What is required>
Without the pictures, can you quote each line below exactly?

(Dataset entries)
▶
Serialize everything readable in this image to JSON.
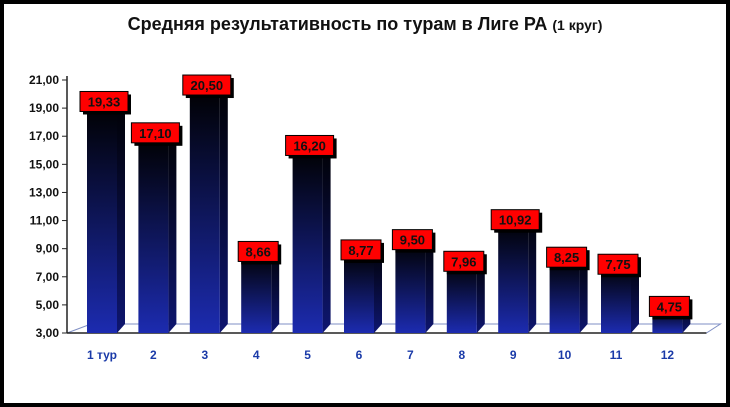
{
  "title": "Средняя результативность по турам в Лиге РА",
  "title_suffix": "(1 круг)",
  "chart_data": {
    "type": "bar",
    "title": "Средняя результативность по турам в Лиге РА (1 круг)",
    "xlabel": "",
    "ylabel": "",
    "categories": [
      "1 тур",
      "2",
      "3",
      "4",
      "5",
      "6",
      "7",
      "8",
      "9",
      "10",
      "11",
      "12"
    ],
    "values": [
      19.33,
      17.1,
      20.5,
      8.66,
      16.2,
      8.77,
      9.5,
      7.96,
      10.92,
      8.25,
      7.75,
      4.75
    ],
    "value_labels": [
      "19,33",
      "17,10",
      "20,50",
      "8,66",
      "16,20",
      "8,77",
      "9,50",
      "7,96",
      "10,92",
      "8,25",
      "7,75",
      "4,75"
    ],
    "ylim": [
      3,
      21
    ],
    "yticks": [
      "3,00",
      "5,00",
      "7,00",
      "9,00",
      "11,00",
      "13,00",
      "15,00",
      "17,00",
      "19,00",
      "21,00"
    ],
    "grid": false,
    "legend": "none",
    "colors": {
      "bar_top": "#000000",
      "bar_bottom": "#1c2bb0",
      "label_bg": "#ff0000",
      "label_border": "#000000"
    }
  }
}
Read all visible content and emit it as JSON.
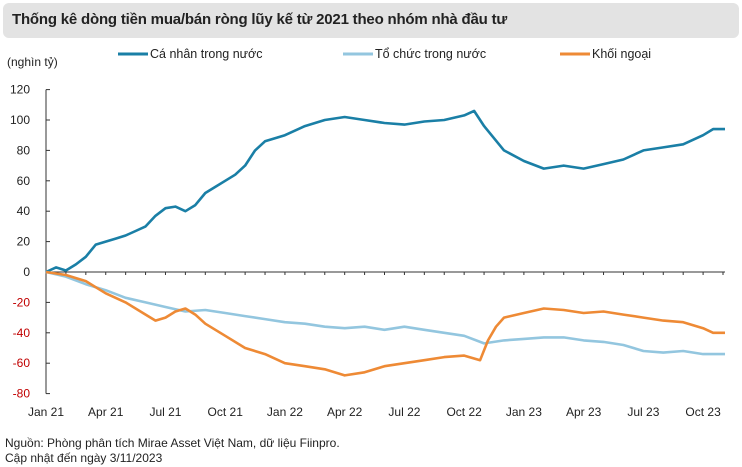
{
  "chart_data": {
    "type": "line",
    "title": "Thống kê dòng tiền mua/bán ròng lũy kế từ 2021 theo nhóm nhà đầu tư",
    "ylabel": "(nghìn tỷ)",
    "ylim": [
      -80,
      120
    ],
    "yticks": [
      120,
      100,
      80,
      60,
      40,
      20,
      0,
      -20,
      -40,
      -60,
      -80
    ],
    "xlim": [
      0,
      34.1
    ],
    "xticks": [
      {
        "m": 0,
        "label": "Jan 21"
      },
      {
        "m": 3,
        "label": "Apr 21"
      },
      {
        "m": 6,
        "label": "Jul 21"
      },
      {
        "m": 9,
        "label": "Oct 21"
      },
      {
        "m": 12,
        "label": "Jan 22"
      },
      {
        "m": 15,
        "label": "Apr 22"
      },
      {
        "m": 18,
        "label": "Jul 22"
      },
      {
        "m": 21,
        "label": "Oct 22"
      },
      {
        "m": 24,
        "label": "Jan 23"
      },
      {
        "m": 27,
        "label": "Apr 23"
      },
      {
        "m": 30,
        "label": "Jul 23"
      },
      {
        "m": 33,
        "label": "Oct 23"
      }
    ],
    "legend_position": "top",
    "x_unit": "months since Jan 2021",
    "series": [
      {
        "name": "Cá nhân trong nước",
        "color": "#1a7fa6",
        "x": [
          0,
          0.5,
          1,
          1.5,
          2,
          2.5,
          3,
          3.5,
          4,
          4.5,
          5,
          5.5,
          6,
          6.5,
          7,
          7.5,
          8,
          8.5,
          9,
          9.5,
          10,
          10.5,
          11,
          11.5,
          12,
          13,
          14,
          15,
          16,
          17,
          18,
          19,
          20,
          21,
          21.5,
          22,
          22.5,
          23,
          24,
          25,
          26,
          27,
          28,
          29,
          30,
          31,
          32,
          33,
          33.5,
          34.1
        ],
        "values": [
          0,
          3,
          1,
          5,
          10,
          18,
          20,
          22,
          24,
          27,
          30,
          37,
          42,
          43,
          40,
          44,
          52,
          56,
          60,
          64,
          70,
          80,
          86,
          88,
          90,
          96,
          100,
          102,
          100,
          98,
          97,
          99,
          100,
          103,
          106,
          96,
          88,
          80,
          73,
          68,
          70,
          68,
          71,
          74,
          80,
          82,
          84,
          90,
          94,
          94
        ]
      },
      {
        "name": "Tổ chức trong nước",
        "color": "#93c6df",
        "x": [
          0,
          1,
          2,
          3,
          4,
          5,
          6,
          7,
          8,
          9,
          10,
          11,
          12,
          13,
          14,
          15,
          16,
          17,
          18,
          19,
          20,
          21,
          22,
          23,
          24,
          25,
          26,
          27,
          28,
          29,
          30,
          31,
          32,
          33,
          34.1
        ],
        "values": [
          0,
          -3,
          -8,
          -12,
          -17,
          -20,
          -23,
          -26,
          -25,
          -27,
          -29,
          -31,
          -33,
          -34,
          -36,
          -37,
          -36,
          -38,
          -36,
          -38,
          -40,
          -42,
          -47,
          -45,
          -44,
          -43,
          -43,
          -45,
          -46,
          -48,
          -52,
          -53,
          -52,
          -54,
          -54
        ]
      },
      {
        "name": "Khối ngoại",
        "color": "#ee8a35",
        "x": [
          0,
          1,
          2,
          3,
          4,
          5,
          5.5,
          6,
          6.5,
          7,
          7.5,
          8,
          9,
          10,
          11,
          12,
          13,
          14,
          15,
          16,
          17,
          18,
          19,
          20,
          21,
          21.8,
          22.2,
          22.6,
          23,
          24,
          25,
          26,
          27,
          28,
          29,
          30,
          31,
          32,
          33,
          33.5,
          34.1
        ],
        "values": [
          0,
          -2,
          -6,
          -14,
          -20,
          -28,
          -32,
          -30,
          -26,
          -24,
          -28,
          -34,
          -42,
          -50,
          -54,
          -60,
          -62,
          -64,
          -68,
          -66,
          -62,
          -60,
          -58,
          -56,
          -55,
          -58,
          -45,
          -36,
          -30,
          -27,
          -24,
          -25,
          -27,
          -26,
          -28,
          -30,
          -32,
          -33,
          -37,
          -40,
          -40
        ]
      }
    ]
  },
  "footer": {
    "source": "Nguồn: Phòng phân tích Mirae Asset Việt Nam, dữ liệu Fiinpro.",
    "updated": "Cập nhật đến ngày 3/11/2023"
  },
  "colors": {
    "negative_tick": "#c00000",
    "axis": "#333333"
  }
}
◀
Complete answer>
Serialize everything readable in this image to JSON.
{
  "title": "Средняя результативность по турам в Лиге РА",
  "title_suffix": "(1 круг)",
  "chart_data": {
    "type": "bar",
    "title": "Средняя результативность по турам в Лиге РА (1 круг)",
    "xlabel": "",
    "ylabel": "",
    "categories": [
      "1 тур",
      "2",
      "3",
      "4",
      "5",
      "6",
      "7",
      "8",
      "9",
      "10",
      "11",
      "12"
    ],
    "values": [
      19.33,
      17.1,
      20.5,
      8.66,
      16.2,
      8.77,
      9.5,
      7.96,
      10.92,
      8.25,
      7.75,
      4.75
    ],
    "value_labels": [
      "19,33",
      "17,10",
      "20,50",
      "8,66",
      "16,20",
      "8,77",
      "9,50",
      "7,96",
      "10,92",
      "8,25",
      "7,75",
      "4,75"
    ],
    "ylim": [
      3,
      21
    ],
    "yticks": [
      "3,00",
      "5,00",
      "7,00",
      "9,00",
      "11,00",
      "13,00",
      "15,00",
      "17,00",
      "19,00",
      "21,00"
    ],
    "grid": false,
    "legend": "none",
    "colors": {
      "bar_top": "#000000",
      "bar_bottom": "#1c2bb0",
      "label_bg": "#ff0000",
      "label_border": "#000000"
    }
  }
}
Read all visible content and emit it as JSON.
{
  "chart_data": {
    "type": "line",
    "title": "Thống kê dòng tiền mua/bán ròng lũy kế từ 2021 theo nhóm nhà đầu tư",
    "ylabel": "(nghìn tỷ)",
    "ylim": [
      -80,
      120
    ],
    "yticks": [
      120,
      100,
      80,
      60,
      40,
      20,
      0,
      -20,
      -40,
      -60,
      -80
    ],
    "xlim": [
      0,
      34.1
    ],
    "xticks": [
      {
        "m": 0,
        "label": "Jan 21"
      },
      {
        "m": 3,
        "label": "Apr 21"
      },
      {
        "m": 6,
        "label": "Jul 21"
      },
      {
        "m": 9,
        "label": "Oct 21"
      },
      {
        "m": 12,
        "label": "Jan 22"
      },
      {
        "m": 15,
        "label": "Apr 22"
      },
      {
        "m": 18,
        "label": "Jul 22"
      },
      {
        "m": 21,
        "label": "Oct 22"
      },
      {
        "m": 24,
        "label": "Jan 23"
      },
      {
        "m": 27,
        "label": "Apr 23"
      },
      {
        "m": 30,
        "label": "Jul 23"
      },
      {
        "m": 33,
        "label": "Oct 23"
      }
    ],
    "legend_position": "top",
    "x_unit": "months since Jan 2021",
    "series": [
      {
        "name": "Cá nhân trong nước",
        "color": "#1a7fa6",
        "x": [
          0,
          0.5,
          1,
          1.5,
          2,
          2.5,
          3,
          3.5,
          4,
          4.5,
          5,
          5.5,
          6,
          6.5,
          7,
          7.5,
          8,
          8.5,
          9,
          9.5,
          10,
          10.5,
          11,
          11.5,
          12,
          13,
          14,
          15,
          16,
          17,
          18,
          19,
          20,
          21,
          21.5,
          22,
          22.5,
          23,
          24,
          25,
          26,
          27,
          28,
          29,
          30,
          31,
          32,
          33,
          33.5,
          34.1
        ],
        "values": [
          0,
          3,
          1,
          5,
          10,
          18,
          20,
          22,
          24,
          27,
          30,
          37,
          42,
          43,
          40,
          44,
          52,
          56,
          60,
          64,
          70,
          80,
          86,
          88,
          90,
          96,
          100,
          102,
          100,
          98,
          97,
          99,
          100,
          103,
          106,
          96,
          88,
          80,
          73,
          68,
          70,
          68,
          71,
          74,
          80,
          82,
          84,
          90,
          94,
          94
        ]
      },
      {
        "name": "Tổ chức trong nước",
        "color": "#93c6df",
        "x": [
          0,
          1,
          2,
          3,
          4,
          5,
          6,
          7,
          8,
          9,
          10,
          11,
          12,
          13,
          14,
          15,
          16,
          17,
          18,
          19,
          20,
          21,
          22,
          23,
          24,
          25,
          26,
          27,
          28,
          29,
          30,
          31,
          32,
          33,
          34.1
        ],
        "values": [
          0,
          -3,
          -8,
          -12,
          -17,
          -20,
          -23,
          -26,
          -25,
          -27,
          -29,
          -31,
          -33,
          -34,
          -36,
          -37,
          -36,
          -38,
          -36,
          -38,
          -40,
          -42,
          -47,
          -45,
          -44,
          -43,
          -43,
          -45,
          -46,
          -48,
          -52,
          -53,
          -52,
          -54,
          -54
        ]
      },
      {
        "name": "Khối ngoại",
        "color": "#ee8a35",
        "x": [
          0,
          1,
          2,
          3,
          4,
          5,
          5.5,
          6,
          6.5,
          7,
          7.5,
          8,
          9,
          10,
          11,
          12,
          13,
          14,
          15,
          16,
          17,
          18,
          19,
          20,
          21,
          21.8,
          22.2,
          22.6,
          23,
          24,
          25,
          26,
          27,
          28,
          29,
          30,
          31,
          32,
          33,
          33.5,
          34.1
        ],
        "values": [
          0,
          -2,
          -6,
          -14,
          -20,
          -28,
          -32,
          -30,
          -26,
          -24,
          -28,
          -34,
          -42,
          -50,
          -54,
          -60,
          -62,
          -64,
          -68,
          -66,
          -62,
          -60,
          -58,
          -56,
          -55,
          -58,
          -45,
          -36,
          -30,
          -27,
          -24,
          -25,
          -27,
          -26,
          -28,
          -30,
          -32,
          -33,
          -37,
          -40,
          -40
        ]
      }
    ]
  },
  "footer": {
    "source": "Nguồn: Phòng phân tích Mirae Asset Việt Nam, dữ liệu Fiinpro.",
    "updated": "Cập nhật đến ngày 3/11/2023"
  },
  "colors": {
    "negative_tick": "#c00000",
    "axis": "#333333"
  }
}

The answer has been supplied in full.